--- Begin PROVIDED DATA ---
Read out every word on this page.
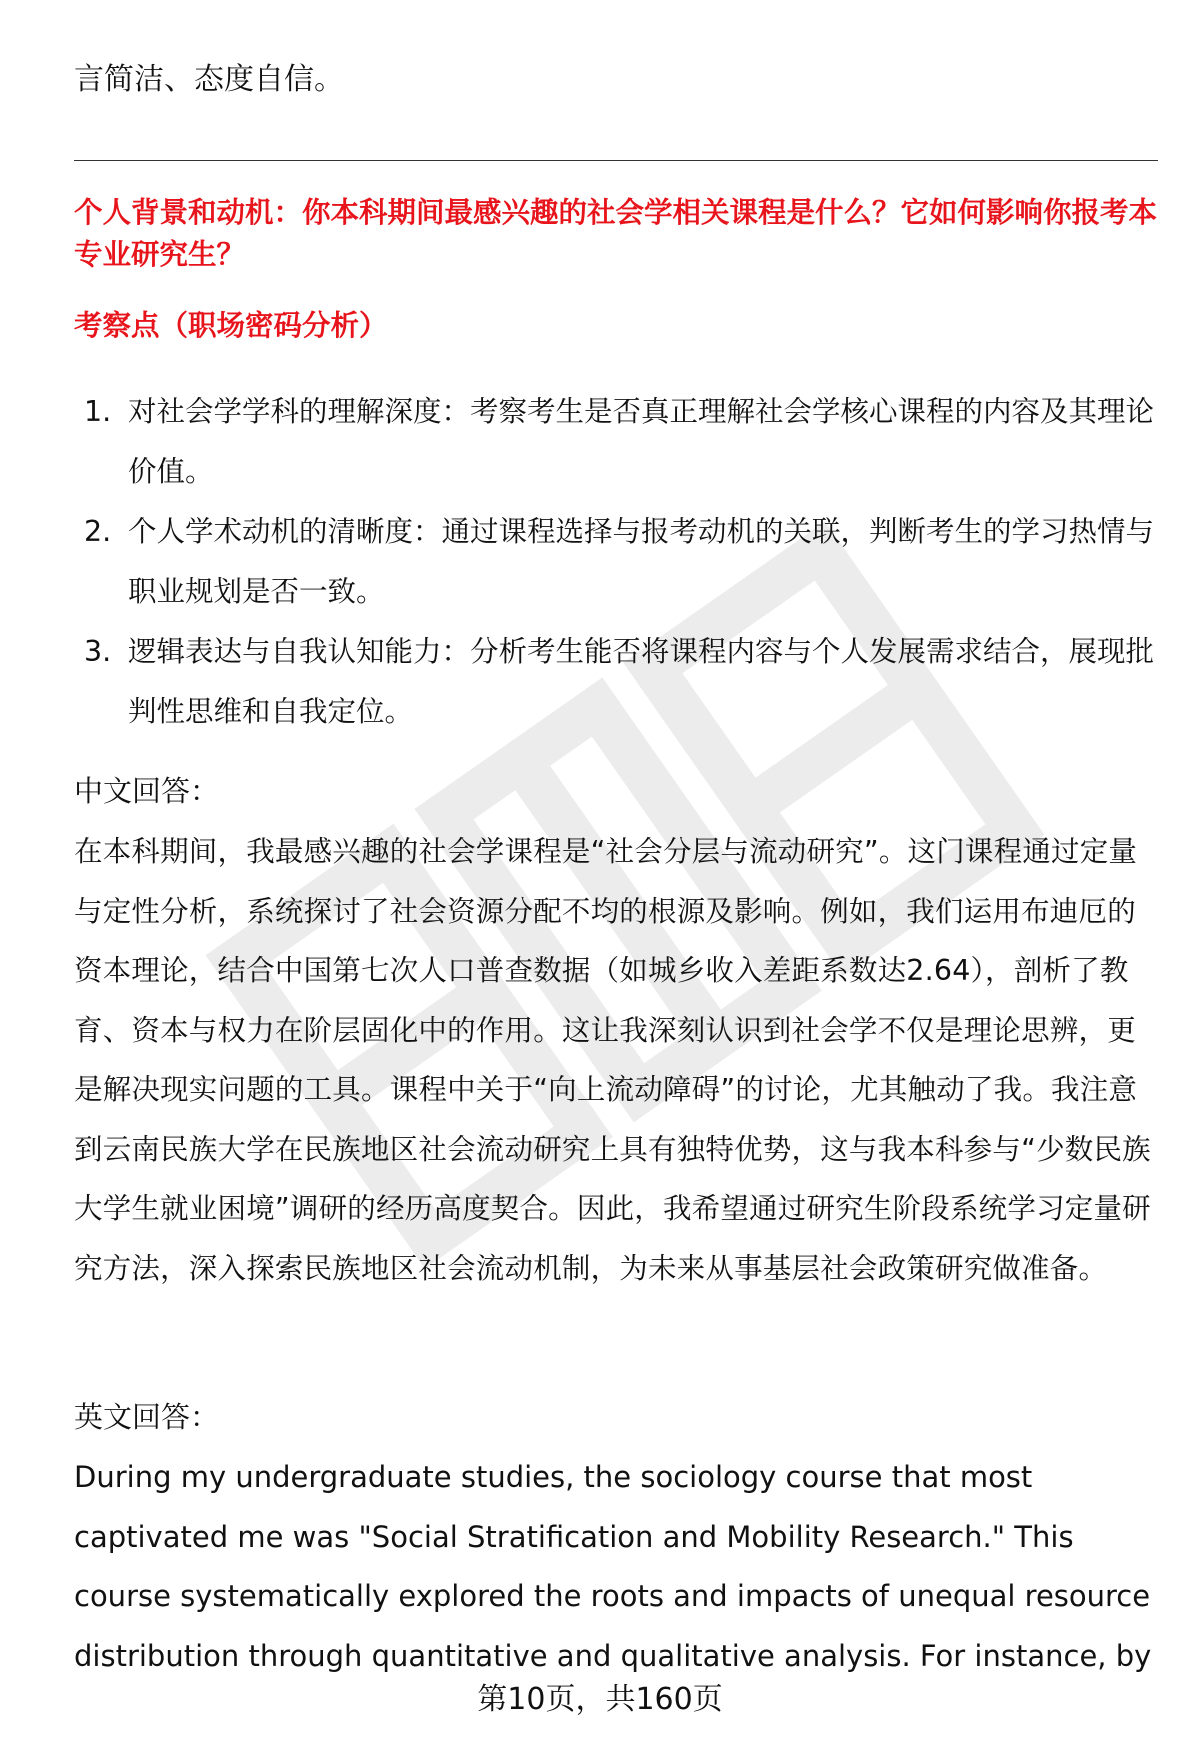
言简洁、态度自信。

个人背景和动机：你本科期间最感兴趣的社会学相关课程是什么？它如何影响你报考本专业研究生？

考察点（职场密码分析）

1. 对社会学学科的理解深度：考察考生是否真正理解社会学核心课程的内容及其理论价值。
2. 个人学术动机的清晰度：通过课程选择与报考动机的关联，判断考生的学习热情与职业规划是否一致。
3. 逻辑表达与自我认知能力：分析考生能否将课程内容与个人发展需求结合，展现批判性思维和自我定位。

中文回答：

在本科期间，我最感兴趣的社会学课程是“社会分层与流动研究”。这门课程通过定量与定性分析，系统探讨了社会资源分配不均的根源及影响。例如，我们运用布迪厄的资本理论，结合中国第七次人口普查数据（如城乡收入差距系数达2.64），剖析了教育、资本与权力在阶层固化中的作用。这让我深刻认识到社会学不仅是理论思辨，更是解决现实问题的工具。课程中关于“向上流动障碍”的讨论，尤其触动了我。我注意到云南民族大学在民族地区社会流动研究上具有独特优势，这与我本科参与“少数民族大学生就业困境”调研的经历高度契合。因此，我希望通过研究生阶段系统学习定量研究方法，深入探索民族地区社会流动机制，为未来从事基层社会政策研究做准备。

英文回答：

During my undergraduate studies, the sociology course that most captivated me was "Social Stratification and Mobility Research." This course systematically explored the roots and impacts of unequal resource distribution through quantitative and qualitative analysis. For instance, by

第10页，共160页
--- End PROVIDED DATA ---
* _OBJECTIVE_
All of the material above needs to be restated exactly, with no pictures.

* _COMPLETED TASK_
Read out every word on this page.
言简洁、态度自信。

个人背景和动机：你本科期间最感兴趣的社会学相关课程是什么？它如何影响你报考本专业研究生？

考察点（职场密码分析）

1. 对社会学学科的理解深度：考察考生是否真正理解社会学核心课程的内容及其理论价值。
2. 个人学术动机的清晰度：通过课程选择与报考动机的关联，判断考生的学习热情与职业规划是否一致。
3. 逻辑表达与自我认知能力：分析考生能否将课程内容与个人发展需求结合，展现批判性思维和自我定位。

中文回答：

在本科期间，我最感兴趣的社会学课程是“社会分层与流动研究”。这门课程通过定量与定性分析，系统探讨了社会资源分配不均的根源及影响。例如，我们运用布迪厄的资本理论，结合中国第七次人口普查数据（如城乡收入差距系数达2.64），剖析了教育、资本与权力在阶层固化中的作用。这让我深刻认识到社会学不仅是理论思辨，更是解决现实问题的工具。课程中关于“向上流动障碍”的讨论，尤其触动了我。我注意到云南民族大学在民族地区社会流动研究上具有独特优势，这与我本科参与“少数民族大学生就业困境”调研的经历高度契合。因此，我希望通过研究生阶段系统学习定量研究方法，深入探索民族地区社会流动机制，为未来从事基层社会政策研究做准备。

英文回答：

During my undergraduate studies, the sociology course that most captivated me was "Social Stratification and Mobility Research." This course systematically explored the roots and impacts of unequal resource distribution through quantitative and qualitative analysis. For instance, by

第10页，共160页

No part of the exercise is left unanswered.